[EXERCISE PROMPT]:
Copy each line containing the word "forecasts" from the records that follow, please.

[Recorded data]:
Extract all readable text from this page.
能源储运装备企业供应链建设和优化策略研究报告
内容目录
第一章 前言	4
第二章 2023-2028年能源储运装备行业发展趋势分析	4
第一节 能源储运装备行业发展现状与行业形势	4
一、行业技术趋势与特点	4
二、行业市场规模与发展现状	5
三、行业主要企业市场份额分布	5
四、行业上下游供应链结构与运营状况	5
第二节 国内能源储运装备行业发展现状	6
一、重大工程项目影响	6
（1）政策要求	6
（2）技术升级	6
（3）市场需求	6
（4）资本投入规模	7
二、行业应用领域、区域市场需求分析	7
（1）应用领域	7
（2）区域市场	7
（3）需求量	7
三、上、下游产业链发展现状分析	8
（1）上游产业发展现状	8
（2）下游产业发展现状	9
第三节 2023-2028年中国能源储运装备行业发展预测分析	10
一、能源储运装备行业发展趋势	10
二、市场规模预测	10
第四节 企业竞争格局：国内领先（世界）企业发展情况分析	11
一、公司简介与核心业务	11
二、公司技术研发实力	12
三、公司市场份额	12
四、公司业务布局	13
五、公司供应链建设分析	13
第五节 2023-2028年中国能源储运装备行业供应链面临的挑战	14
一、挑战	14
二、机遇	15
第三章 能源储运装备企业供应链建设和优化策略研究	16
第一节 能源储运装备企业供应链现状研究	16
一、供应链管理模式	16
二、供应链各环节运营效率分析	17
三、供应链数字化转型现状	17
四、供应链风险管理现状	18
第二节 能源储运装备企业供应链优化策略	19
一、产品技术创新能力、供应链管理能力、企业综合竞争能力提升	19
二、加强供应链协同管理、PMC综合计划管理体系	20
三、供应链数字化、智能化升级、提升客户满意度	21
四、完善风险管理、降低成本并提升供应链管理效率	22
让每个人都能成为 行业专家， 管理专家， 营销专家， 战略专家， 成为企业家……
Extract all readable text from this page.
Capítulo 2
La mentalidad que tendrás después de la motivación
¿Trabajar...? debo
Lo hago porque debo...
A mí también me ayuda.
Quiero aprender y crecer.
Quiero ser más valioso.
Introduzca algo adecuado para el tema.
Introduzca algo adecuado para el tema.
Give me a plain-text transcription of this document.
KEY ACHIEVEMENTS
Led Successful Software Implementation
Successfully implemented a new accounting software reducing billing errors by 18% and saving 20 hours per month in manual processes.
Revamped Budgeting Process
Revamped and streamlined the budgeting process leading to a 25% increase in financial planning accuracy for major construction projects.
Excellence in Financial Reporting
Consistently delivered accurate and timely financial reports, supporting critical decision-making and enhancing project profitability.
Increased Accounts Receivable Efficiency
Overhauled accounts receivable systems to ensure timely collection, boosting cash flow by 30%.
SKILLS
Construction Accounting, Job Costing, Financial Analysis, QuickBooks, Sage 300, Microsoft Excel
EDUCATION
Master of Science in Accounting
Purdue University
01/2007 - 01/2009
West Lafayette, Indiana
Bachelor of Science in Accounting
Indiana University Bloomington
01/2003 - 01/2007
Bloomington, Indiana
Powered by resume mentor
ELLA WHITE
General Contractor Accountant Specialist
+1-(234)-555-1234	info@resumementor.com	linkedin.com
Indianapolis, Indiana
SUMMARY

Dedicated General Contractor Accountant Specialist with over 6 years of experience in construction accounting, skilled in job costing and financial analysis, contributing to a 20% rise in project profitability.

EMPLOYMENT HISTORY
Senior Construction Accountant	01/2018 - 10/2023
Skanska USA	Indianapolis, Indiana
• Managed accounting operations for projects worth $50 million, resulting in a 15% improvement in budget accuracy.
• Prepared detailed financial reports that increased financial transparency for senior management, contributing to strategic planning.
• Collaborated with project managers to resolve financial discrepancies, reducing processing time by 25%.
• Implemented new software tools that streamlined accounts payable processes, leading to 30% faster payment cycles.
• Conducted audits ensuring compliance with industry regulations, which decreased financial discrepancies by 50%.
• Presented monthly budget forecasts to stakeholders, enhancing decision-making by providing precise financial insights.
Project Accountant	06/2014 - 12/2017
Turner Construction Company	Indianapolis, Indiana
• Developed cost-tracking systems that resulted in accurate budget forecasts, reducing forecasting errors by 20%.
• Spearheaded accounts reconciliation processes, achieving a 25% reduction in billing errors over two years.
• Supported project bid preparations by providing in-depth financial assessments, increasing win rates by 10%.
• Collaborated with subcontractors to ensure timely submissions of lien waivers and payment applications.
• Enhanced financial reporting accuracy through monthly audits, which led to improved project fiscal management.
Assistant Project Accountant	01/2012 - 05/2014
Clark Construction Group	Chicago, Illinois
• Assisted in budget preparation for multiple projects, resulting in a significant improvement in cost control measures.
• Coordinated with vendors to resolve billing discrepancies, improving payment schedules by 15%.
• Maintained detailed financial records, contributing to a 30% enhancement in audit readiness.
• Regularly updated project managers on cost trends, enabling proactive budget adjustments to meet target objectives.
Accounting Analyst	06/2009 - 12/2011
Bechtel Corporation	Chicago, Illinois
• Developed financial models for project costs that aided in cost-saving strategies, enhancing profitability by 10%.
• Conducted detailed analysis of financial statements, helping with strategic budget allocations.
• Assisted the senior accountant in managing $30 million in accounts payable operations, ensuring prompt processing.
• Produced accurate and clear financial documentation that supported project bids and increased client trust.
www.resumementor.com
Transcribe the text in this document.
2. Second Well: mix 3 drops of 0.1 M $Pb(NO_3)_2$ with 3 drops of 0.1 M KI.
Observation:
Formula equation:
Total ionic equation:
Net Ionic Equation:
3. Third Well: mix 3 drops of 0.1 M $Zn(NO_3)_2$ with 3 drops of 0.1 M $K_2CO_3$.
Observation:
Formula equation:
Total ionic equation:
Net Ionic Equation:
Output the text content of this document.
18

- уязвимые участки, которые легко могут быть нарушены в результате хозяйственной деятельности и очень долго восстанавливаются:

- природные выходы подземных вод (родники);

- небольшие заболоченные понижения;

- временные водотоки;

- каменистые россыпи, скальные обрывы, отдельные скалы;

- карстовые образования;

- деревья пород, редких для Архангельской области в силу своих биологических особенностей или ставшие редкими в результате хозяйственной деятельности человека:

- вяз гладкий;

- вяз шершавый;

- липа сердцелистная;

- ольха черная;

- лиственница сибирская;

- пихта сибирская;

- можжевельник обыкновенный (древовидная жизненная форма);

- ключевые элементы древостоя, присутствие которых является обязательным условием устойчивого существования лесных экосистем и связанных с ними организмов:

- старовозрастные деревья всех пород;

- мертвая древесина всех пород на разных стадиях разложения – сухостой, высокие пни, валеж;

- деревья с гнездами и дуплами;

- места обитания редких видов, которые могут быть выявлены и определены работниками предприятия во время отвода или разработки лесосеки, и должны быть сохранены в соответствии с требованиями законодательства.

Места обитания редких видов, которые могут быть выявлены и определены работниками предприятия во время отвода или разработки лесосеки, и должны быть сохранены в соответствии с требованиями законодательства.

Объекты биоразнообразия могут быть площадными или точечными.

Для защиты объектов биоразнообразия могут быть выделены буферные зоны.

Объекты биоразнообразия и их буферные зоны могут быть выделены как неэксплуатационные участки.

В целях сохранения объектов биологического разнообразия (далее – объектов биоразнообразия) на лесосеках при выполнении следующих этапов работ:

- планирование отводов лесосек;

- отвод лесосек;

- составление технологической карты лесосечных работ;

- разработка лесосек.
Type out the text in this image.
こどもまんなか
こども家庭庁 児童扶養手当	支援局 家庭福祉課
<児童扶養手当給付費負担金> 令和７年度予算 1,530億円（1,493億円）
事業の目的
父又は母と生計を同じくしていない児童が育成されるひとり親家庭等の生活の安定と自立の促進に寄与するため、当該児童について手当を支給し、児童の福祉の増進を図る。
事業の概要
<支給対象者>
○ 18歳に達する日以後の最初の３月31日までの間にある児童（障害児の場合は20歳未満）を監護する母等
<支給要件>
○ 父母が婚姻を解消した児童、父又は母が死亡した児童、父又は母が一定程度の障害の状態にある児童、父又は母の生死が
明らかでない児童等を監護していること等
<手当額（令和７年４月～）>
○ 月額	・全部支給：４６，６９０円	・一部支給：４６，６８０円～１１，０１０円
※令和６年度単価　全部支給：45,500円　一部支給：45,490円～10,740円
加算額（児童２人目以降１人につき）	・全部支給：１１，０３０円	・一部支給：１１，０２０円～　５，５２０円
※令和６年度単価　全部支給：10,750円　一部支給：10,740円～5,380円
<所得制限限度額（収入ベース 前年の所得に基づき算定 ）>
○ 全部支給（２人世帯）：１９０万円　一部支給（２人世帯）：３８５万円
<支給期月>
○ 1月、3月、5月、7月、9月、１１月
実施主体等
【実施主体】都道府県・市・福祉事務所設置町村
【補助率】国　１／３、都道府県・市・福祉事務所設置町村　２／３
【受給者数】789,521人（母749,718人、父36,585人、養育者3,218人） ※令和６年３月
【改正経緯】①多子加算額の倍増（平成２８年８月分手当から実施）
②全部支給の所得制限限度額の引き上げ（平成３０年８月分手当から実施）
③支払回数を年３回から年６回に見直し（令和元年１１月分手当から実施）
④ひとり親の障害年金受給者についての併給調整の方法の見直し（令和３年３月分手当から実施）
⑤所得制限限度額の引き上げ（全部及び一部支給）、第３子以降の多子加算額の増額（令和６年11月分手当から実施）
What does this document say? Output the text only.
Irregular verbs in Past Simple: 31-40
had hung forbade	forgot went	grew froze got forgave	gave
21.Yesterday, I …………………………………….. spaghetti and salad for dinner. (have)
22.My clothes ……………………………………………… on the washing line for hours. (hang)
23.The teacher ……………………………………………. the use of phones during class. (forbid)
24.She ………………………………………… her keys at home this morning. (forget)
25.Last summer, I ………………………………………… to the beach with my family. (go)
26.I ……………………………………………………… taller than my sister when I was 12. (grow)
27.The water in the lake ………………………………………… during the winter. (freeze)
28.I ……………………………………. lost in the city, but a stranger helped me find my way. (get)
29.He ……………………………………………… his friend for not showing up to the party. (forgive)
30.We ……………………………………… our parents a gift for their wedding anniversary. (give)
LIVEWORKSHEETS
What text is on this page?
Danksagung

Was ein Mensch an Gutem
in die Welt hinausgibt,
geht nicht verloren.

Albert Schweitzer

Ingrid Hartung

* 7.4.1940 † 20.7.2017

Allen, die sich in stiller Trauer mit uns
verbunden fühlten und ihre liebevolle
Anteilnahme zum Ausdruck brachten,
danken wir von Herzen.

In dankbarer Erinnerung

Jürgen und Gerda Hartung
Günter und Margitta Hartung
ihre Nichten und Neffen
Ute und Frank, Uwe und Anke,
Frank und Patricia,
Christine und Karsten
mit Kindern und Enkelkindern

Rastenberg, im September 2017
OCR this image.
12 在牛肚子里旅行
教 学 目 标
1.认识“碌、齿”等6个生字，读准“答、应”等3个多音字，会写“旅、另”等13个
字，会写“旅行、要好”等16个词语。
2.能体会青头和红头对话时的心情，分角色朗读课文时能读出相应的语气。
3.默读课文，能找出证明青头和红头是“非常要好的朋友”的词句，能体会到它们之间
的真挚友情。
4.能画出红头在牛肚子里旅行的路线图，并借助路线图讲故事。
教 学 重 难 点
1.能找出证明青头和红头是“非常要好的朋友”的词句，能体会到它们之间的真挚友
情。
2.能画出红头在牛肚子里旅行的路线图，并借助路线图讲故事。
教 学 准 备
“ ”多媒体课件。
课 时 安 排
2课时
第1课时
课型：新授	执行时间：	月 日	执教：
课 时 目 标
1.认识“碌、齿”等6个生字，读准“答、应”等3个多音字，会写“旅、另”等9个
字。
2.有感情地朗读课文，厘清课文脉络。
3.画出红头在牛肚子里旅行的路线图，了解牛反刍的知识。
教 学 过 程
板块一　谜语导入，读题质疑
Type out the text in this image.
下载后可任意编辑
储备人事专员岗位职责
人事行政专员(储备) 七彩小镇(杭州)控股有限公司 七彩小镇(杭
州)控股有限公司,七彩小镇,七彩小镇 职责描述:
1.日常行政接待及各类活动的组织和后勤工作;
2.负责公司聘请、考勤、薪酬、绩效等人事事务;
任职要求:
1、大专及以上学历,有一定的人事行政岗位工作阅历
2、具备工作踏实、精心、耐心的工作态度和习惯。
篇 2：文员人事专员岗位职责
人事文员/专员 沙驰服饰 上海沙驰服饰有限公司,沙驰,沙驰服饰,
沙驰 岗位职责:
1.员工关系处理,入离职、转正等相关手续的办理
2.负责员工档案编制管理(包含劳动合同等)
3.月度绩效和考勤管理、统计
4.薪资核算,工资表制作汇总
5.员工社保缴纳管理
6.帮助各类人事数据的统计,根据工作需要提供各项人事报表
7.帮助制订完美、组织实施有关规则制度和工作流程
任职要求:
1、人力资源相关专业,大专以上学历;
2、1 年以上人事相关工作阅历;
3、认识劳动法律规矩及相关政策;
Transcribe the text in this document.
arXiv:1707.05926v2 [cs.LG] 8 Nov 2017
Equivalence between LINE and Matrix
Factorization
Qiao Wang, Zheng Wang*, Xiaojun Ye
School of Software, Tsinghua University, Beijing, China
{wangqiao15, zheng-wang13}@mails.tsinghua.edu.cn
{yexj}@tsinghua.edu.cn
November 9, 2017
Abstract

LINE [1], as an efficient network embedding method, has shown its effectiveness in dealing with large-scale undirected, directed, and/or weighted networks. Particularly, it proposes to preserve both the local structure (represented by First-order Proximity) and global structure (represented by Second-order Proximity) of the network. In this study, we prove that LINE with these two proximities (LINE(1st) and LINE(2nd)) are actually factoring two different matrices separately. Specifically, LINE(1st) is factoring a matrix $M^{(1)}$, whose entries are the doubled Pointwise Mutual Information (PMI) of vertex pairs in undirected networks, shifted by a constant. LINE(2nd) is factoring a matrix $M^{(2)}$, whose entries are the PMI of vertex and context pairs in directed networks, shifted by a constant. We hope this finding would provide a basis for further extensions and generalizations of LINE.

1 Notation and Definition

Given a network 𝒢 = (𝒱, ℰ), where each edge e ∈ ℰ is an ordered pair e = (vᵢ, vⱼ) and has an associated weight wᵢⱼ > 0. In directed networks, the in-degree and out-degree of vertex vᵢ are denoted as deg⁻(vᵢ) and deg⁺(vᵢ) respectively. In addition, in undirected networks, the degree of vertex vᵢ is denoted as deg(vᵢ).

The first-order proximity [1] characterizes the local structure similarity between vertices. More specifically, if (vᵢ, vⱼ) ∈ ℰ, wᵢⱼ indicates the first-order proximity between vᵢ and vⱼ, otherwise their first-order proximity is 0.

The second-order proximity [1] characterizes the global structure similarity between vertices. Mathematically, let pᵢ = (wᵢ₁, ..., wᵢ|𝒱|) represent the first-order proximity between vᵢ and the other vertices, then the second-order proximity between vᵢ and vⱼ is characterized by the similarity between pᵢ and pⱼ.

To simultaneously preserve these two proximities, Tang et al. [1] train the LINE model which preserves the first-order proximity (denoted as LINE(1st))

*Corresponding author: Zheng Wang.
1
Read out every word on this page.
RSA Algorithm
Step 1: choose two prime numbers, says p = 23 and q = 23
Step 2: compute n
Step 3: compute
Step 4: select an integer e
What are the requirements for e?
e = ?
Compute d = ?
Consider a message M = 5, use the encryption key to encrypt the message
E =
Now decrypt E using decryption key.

[PROBLEM SOLUTION]:
• Presented monthly budget forecasts to stakeholders, enhancing decision-making by providing precise financial insights.
• Developed cost-tracking systems that resulted in accurate budget forecasts, reducing forecasting errors by 20%.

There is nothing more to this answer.